## GIVEN EXERCISE
Exactly reproduce the lines that follow.

## RECORDS PROVIDED
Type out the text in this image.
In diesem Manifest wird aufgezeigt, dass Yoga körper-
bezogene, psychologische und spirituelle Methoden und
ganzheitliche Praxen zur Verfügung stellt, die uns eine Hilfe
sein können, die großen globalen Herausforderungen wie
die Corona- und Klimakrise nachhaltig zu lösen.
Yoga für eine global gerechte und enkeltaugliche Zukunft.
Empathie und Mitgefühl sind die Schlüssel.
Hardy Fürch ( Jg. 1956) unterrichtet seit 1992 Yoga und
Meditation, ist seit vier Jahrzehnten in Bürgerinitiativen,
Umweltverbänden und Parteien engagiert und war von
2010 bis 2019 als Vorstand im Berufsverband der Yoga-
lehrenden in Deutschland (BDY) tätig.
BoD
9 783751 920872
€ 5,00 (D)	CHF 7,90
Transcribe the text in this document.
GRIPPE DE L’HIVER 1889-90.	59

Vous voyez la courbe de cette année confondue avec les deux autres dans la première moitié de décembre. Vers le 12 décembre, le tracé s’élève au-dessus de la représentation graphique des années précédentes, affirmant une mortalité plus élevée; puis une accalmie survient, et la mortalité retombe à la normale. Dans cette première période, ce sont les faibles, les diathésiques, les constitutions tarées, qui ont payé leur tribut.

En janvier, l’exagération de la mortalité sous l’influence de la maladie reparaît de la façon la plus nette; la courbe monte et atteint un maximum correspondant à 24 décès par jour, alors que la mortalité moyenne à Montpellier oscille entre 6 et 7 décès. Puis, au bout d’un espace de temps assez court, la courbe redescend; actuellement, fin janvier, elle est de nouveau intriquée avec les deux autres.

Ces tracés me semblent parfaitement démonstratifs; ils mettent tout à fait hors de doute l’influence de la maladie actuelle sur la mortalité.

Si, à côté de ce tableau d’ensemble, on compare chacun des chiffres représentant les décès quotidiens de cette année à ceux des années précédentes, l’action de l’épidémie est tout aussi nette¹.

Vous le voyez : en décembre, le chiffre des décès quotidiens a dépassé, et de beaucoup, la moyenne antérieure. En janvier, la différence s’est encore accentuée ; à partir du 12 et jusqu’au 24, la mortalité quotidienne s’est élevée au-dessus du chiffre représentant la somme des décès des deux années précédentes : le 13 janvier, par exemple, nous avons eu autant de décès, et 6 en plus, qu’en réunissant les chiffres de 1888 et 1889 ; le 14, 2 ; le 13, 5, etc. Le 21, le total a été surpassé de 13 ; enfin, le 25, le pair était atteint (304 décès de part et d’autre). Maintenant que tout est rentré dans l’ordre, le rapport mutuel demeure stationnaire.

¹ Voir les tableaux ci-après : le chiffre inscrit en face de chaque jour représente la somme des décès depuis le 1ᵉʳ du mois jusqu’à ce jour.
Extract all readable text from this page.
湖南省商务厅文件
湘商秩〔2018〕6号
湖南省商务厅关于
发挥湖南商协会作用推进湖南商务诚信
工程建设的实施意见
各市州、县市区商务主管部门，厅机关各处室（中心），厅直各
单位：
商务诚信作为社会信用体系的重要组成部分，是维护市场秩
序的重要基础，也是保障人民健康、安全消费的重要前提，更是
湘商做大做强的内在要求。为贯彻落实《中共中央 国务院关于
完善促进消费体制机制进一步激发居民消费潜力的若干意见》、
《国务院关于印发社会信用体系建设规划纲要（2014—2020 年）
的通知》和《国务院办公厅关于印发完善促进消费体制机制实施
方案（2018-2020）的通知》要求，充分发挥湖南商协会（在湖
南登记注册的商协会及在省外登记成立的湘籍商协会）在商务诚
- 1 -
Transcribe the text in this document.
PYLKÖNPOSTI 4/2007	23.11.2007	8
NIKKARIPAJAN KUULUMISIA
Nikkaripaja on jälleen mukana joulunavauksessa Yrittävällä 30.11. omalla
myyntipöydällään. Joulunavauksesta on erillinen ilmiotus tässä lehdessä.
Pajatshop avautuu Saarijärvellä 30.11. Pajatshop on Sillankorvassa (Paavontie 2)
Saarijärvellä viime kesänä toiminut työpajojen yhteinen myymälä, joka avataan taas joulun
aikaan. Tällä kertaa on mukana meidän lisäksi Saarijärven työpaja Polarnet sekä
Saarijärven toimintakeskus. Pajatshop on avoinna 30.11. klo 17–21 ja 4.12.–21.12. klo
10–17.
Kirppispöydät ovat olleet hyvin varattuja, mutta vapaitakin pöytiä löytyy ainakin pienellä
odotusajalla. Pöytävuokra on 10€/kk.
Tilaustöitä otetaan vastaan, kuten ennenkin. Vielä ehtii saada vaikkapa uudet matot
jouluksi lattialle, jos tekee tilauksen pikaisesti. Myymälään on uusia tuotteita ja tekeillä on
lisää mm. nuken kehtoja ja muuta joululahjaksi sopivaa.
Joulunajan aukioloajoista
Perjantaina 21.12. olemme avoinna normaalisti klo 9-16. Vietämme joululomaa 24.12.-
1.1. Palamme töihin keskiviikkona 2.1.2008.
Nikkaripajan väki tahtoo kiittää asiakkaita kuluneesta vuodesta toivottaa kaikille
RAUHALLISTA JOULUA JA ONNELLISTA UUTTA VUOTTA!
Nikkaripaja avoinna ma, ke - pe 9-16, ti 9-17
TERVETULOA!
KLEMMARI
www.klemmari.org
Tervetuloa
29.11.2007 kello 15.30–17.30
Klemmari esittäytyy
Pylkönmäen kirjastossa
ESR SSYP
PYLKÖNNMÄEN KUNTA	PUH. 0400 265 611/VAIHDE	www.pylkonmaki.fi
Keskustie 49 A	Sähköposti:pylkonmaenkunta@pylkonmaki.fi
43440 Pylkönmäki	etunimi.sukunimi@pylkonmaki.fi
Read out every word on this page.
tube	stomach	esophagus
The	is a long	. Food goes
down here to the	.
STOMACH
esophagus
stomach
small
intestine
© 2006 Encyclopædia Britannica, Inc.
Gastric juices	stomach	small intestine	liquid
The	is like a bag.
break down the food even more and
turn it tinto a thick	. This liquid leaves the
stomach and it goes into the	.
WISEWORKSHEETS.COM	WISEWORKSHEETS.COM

## OUTPUT
Type out the text in this image.
In diesem Manifest wird aufgezeigt, dass Yoga körper-
bezogene, psychologische und spirituelle Methoden und
ganzheitliche Praxen zur Verfügung stellt, die uns eine Hilfe
sein können, die großen globalen Herausforderungen wie
die Corona- und Klimakrise nachhaltig zu lösen.
Yoga für eine global gerechte und enkeltaugliche Zukunft.
Empathie und Mitgefühl sind die Schlüssel.
Hardy Fürch ( Jg. 1956) unterrichtet seit 1992 Yoga und
Meditation, ist seit vier Jahrzehnten in Bürgerinitiativen,
Umweltverbänden und Parteien engagiert und war von
2010 bis 2019 als Vorstand im Berufsverband der Yoga-
lehrenden in Deutschland (BDY) tätig.
BoD
9 783751 920872
€ 5,00 (D)	CHF 7,90
Transcribe the text in this document.
GRIPPE DE L’HIVER 1889-90.	59

Vous voyez la courbe de cette année confondue avec les deux autres dans la première moitié de décembre. Vers le 12 décembre, le tracé s’élève au-dessus de la représentation graphique des années précédentes, affirmant une mortalité plus élevée; puis une accalmie survient, et la mortalité retombe à la normale. Dans cette première période, ce sont les faibles, les diathésiques, les constitutions tarées, qui ont payé leur tribut.

En janvier, l’exagération de la mortalité sous l’influence de la maladie reparaît de la façon la plus nette; la courbe monte et atteint un maximum correspondant à 24 décès par jour, alors que la mortalité moyenne à Montpellier oscille entre 6 et 7 décès. Puis, au bout d’un espace de temps assez court, la courbe redescend; actuellement, fin janvier, elle est de nouveau intriquée avec les deux autres.

Ces tracés me semblent parfaitement démonstratifs; ils mettent tout à fait hors de doute l’influence de la maladie actuelle sur la mortalité.

Si, à côté de ce tableau d’ensemble, on compare chacun des chiffres représentant les décès quotidiens de cette année à ceux des années précédentes, l’action de l’épidémie est tout aussi nette¹.

Vous le voyez : en décembre, le chiffre des décès quotidiens a dépassé, et de beaucoup, la moyenne antérieure. En janvier, la différence s’est encore accentuée ; à partir du 12 et jusqu’au 24, la mortalité quotidienne s’est élevée au-dessus du chiffre représentant la somme des décès des deux années précédentes : le 13 janvier, par exemple, nous avons eu autant de décès, et 6 en plus, qu’en réunissant les chiffres de 1888 et 1889 ; le 14, 2 ; le 13, 5, etc. Le 21, le total a été surpassé de 13 ; enfin, le 25, le pair était atteint (304 décès de part et d’autre). Maintenant que tout est rentré dans l’ordre, le rapport mutuel demeure stationnaire.

¹ Voir les tableaux ci-après : le chiffre inscrit en face de chaque jour représente la somme des décès depuis le 1ᵉʳ du mois jusqu’à ce jour.
Extract all readable text from this page.
湖南省商务厅文件
湘商秩〔2018〕6号
湖南省商务厅关于
发挥湖南商协会作用推进湖南商务诚信
工程建设的实施意见
各市州、县市区商务主管部门，厅机关各处室（中心），厅直各
单位：
商务诚信作为社会信用体系的重要组成部分，是维护市场秩
序的重要基础，也是保障人民健康、安全消费的重要前提，更是
湘商做大做强的内在要求。为贯彻落实《中共中央 国务院关于
完善促进消费体制机制进一步激发居民消费潜力的若干意见》、
《国务院关于印发社会信用体系建设规划纲要（2014—2020 年）
的通知》和《国务院办公厅关于印发完善促进消费体制机制实施
方案（2018-2020）的通知》要求，充分发挥湖南商协会（在湖
南登记注册的商协会及在省外登记成立的湘籍商协会）在商务诚
- 1 -
Transcribe the text in this document.
PYLKÖNPOSTI 4/2007	23.11.2007	8
NIKKARIPAJAN KUULUMISIA
Nikkaripaja on jälleen mukana joulunavauksessa Yrittävällä 30.11. omalla
myyntipöydällään. Joulunavauksesta on erillinen ilmiotus tässä lehdessä.
Pajatshop avautuu Saarijärvellä 30.11. Pajatshop on Sillankorvassa (Paavontie 2)
Saarijärvellä viime kesänä toiminut työpajojen yhteinen myymälä, joka avataan taas joulun
aikaan. Tällä kertaa on mukana meidän lisäksi Saarijärven työpaja Polarnet sekä
Saarijärven toimintakeskus. Pajatshop on avoinna 30.11. klo 17–21 ja 4.12.–21.12. klo
10–17.
Kirppispöydät ovat olleet hyvin varattuja, mutta vapaitakin pöytiä löytyy ainakin pienellä
odotusajalla. Pöytävuokra on 10€/kk.
Tilaustöitä otetaan vastaan, kuten ennenkin. Vielä ehtii saada vaikkapa uudet matot
jouluksi lattialle, jos tekee tilauksen pikaisesti. Myymälään on uusia tuotteita ja tekeillä on
lisää mm. nuken kehtoja ja muuta joululahjaksi sopivaa.
Joulunajan aukioloajoista
Perjantaina 21.12. olemme avoinna normaalisti klo 9-16. Vietämme joululomaa 24.12.-
1.1. Palamme töihin keskiviikkona 2.1.2008.
Nikkaripajan väki tahtoo kiittää asiakkaita kuluneesta vuodesta toivottaa kaikille
RAUHALLISTA JOULUA JA ONNELLISTA UUTTA VUOTTA!
Nikkaripaja avoinna ma, ke - pe 9-16, ti 9-17
TERVETULOA!
KLEMMARI
www.klemmari.org
Tervetuloa
29.11.2007 kello 15.30–17.30
Klemmari esittäytyy
Pylkönmäen kirjastossa
ESR SSYP
PYLKÖNNMÄEN KUNTA	PUH. 0400 265 611/VAIHDE	www.pylkonmaki.fi
Keskustie 49 A	Sähköposti:pylkonmaenkunta@pylkonmaki.fi
43440 Pylkönmäki	etunimi.sukunimi@pylkonmaki.fi
Read out every word on this page.
tube	stomach	esophagus
The	is a long	. Food goes
down here to the	.
STOMACH
esophagus
stomach
small
intestine
© 2006 Encyclopædia Britannica, Inc.
Gastric juices	stomach	small intestine	liquid
The	is like a bag.
break down the food even more and
turn it tinto a thick	. This liquid leaves the
stomach and it goes into the	.
WISEWORKSHEETS.COM	WISEWORKSHEETS.COM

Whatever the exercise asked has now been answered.